TASK PROMPT: Track down every line below that holds "type" and copy it.

ITEMS:
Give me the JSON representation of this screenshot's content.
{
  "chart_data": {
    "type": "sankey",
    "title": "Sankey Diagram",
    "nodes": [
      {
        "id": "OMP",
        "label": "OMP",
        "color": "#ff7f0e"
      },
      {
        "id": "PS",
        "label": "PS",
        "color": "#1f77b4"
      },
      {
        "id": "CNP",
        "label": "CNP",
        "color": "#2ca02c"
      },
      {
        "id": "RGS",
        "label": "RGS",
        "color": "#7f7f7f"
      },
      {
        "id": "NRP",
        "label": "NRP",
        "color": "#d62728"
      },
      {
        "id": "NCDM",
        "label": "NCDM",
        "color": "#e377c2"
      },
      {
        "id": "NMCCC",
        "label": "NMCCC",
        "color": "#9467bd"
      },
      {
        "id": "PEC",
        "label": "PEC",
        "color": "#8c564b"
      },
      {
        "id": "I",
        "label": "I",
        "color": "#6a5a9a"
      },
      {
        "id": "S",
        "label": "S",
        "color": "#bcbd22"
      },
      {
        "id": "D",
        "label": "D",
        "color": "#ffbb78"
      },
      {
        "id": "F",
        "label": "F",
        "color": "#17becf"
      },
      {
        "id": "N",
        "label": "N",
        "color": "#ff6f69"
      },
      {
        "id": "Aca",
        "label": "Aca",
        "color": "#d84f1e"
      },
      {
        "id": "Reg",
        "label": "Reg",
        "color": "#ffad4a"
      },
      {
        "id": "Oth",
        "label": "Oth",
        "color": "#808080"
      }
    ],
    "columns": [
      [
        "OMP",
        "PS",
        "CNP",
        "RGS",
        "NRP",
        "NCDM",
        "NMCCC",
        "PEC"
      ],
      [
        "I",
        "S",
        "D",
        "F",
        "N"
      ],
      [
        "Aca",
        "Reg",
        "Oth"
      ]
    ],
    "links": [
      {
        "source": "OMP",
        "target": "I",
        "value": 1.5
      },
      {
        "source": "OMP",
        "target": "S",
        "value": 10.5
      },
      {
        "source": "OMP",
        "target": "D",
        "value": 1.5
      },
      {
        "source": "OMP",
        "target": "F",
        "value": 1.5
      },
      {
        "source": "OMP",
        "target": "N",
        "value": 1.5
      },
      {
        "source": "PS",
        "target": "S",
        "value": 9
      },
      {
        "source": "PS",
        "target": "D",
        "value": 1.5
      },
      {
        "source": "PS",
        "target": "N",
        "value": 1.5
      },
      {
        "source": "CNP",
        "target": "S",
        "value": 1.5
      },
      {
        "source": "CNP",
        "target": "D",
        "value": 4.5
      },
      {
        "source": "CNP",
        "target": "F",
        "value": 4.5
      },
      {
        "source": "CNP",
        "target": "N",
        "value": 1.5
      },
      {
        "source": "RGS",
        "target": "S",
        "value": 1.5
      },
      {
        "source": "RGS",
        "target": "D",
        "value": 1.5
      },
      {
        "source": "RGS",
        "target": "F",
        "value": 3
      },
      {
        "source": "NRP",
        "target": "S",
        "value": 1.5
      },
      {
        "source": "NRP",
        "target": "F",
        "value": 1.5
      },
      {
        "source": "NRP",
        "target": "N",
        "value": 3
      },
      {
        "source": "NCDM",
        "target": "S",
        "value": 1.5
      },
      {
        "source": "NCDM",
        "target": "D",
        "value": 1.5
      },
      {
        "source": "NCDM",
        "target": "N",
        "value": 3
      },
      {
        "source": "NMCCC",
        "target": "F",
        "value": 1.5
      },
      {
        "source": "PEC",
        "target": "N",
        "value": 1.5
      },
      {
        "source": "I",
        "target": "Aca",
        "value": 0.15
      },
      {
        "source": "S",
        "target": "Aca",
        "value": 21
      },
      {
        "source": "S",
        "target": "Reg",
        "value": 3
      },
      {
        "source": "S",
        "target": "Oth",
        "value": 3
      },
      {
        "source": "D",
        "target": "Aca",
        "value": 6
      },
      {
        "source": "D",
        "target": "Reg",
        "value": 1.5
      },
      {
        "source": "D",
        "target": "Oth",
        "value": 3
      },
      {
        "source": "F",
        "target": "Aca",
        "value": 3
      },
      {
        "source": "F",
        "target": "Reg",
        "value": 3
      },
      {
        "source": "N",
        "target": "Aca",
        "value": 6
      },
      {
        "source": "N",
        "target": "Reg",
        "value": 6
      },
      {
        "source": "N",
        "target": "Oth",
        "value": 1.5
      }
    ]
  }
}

==

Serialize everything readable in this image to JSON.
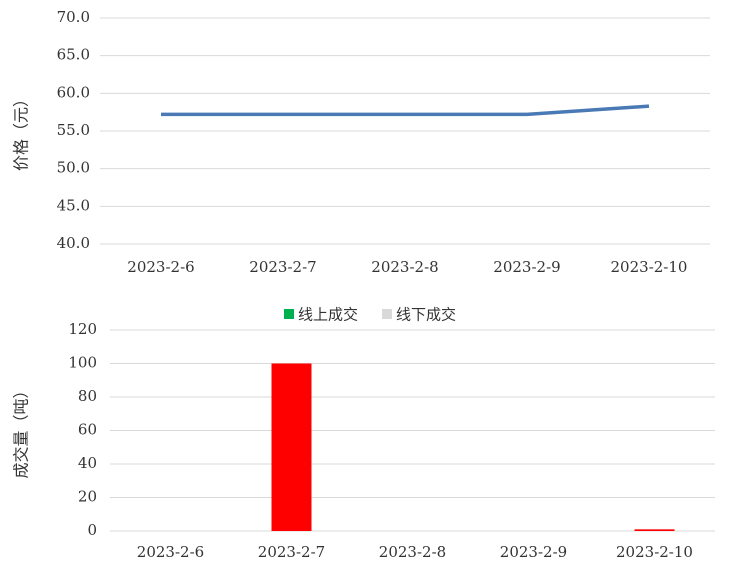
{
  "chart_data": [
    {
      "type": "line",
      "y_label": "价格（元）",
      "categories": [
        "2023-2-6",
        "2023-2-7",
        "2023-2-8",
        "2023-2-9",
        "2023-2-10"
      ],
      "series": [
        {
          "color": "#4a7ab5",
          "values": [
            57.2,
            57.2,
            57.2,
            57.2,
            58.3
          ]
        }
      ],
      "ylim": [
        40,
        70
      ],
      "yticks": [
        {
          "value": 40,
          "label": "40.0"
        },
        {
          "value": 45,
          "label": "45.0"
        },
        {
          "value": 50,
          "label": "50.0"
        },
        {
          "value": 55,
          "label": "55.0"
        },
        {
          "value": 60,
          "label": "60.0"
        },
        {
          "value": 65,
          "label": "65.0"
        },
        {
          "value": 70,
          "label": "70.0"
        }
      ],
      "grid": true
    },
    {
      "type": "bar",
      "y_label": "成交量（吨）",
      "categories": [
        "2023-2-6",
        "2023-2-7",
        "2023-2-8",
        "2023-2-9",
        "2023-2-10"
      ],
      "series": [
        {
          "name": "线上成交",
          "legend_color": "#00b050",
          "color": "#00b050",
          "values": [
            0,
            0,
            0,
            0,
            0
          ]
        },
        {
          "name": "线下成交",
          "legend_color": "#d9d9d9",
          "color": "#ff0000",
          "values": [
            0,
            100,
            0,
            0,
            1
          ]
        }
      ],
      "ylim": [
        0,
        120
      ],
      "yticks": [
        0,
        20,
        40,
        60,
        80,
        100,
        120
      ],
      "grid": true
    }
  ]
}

...

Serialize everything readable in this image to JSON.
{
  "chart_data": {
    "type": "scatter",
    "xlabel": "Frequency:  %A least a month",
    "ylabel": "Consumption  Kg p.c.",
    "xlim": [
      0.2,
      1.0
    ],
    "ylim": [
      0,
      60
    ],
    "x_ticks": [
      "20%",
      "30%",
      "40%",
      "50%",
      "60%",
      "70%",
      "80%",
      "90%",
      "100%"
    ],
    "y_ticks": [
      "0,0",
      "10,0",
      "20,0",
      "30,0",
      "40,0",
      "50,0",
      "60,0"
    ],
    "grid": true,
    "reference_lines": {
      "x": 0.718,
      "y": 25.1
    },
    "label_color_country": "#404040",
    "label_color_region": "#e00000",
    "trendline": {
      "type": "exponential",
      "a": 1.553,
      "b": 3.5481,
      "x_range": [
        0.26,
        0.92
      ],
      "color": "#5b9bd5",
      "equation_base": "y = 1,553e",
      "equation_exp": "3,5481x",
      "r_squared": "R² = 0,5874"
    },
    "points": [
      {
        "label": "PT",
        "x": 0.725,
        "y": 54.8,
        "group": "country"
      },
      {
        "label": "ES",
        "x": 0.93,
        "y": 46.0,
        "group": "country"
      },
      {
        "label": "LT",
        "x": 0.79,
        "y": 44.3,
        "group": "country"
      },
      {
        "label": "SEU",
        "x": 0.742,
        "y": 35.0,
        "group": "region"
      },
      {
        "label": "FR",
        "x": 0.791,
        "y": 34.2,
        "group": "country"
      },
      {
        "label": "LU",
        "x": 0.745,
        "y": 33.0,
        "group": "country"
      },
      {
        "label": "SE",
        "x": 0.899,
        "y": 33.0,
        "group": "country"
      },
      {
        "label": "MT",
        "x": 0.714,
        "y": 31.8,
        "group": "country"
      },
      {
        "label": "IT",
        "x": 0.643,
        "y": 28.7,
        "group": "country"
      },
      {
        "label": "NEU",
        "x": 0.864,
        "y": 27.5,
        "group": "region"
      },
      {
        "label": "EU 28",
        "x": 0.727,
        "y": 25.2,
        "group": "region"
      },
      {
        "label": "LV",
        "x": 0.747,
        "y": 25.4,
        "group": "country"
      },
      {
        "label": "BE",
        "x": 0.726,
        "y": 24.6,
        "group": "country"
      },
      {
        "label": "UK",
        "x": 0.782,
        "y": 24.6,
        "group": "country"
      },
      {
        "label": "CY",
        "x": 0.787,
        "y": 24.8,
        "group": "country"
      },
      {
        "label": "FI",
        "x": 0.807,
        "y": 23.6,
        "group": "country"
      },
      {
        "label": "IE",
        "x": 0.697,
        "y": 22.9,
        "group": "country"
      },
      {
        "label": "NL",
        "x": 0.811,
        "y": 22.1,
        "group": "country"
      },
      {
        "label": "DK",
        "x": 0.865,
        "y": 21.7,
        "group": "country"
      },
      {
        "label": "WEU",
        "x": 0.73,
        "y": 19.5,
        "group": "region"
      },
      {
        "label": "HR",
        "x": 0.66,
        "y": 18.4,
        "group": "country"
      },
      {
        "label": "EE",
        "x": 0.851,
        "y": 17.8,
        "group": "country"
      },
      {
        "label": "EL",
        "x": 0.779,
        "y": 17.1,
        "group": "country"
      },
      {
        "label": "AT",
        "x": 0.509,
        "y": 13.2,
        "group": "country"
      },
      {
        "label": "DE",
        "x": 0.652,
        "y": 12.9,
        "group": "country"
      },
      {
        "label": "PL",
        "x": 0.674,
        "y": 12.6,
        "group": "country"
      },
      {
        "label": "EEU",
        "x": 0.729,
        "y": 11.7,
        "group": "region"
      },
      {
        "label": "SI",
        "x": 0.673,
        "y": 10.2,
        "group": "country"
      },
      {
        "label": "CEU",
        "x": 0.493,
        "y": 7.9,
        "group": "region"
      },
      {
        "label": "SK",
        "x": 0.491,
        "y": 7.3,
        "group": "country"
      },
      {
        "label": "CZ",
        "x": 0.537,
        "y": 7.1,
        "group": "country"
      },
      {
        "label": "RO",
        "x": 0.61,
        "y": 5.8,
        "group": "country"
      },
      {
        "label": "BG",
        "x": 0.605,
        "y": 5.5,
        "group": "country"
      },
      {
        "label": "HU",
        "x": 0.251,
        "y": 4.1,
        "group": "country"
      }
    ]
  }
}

THE OUTPUT:
    "type": "sankey",
      "type": "line",
      "type": "bar",
    "type": "scatter",
      "type": "exponential",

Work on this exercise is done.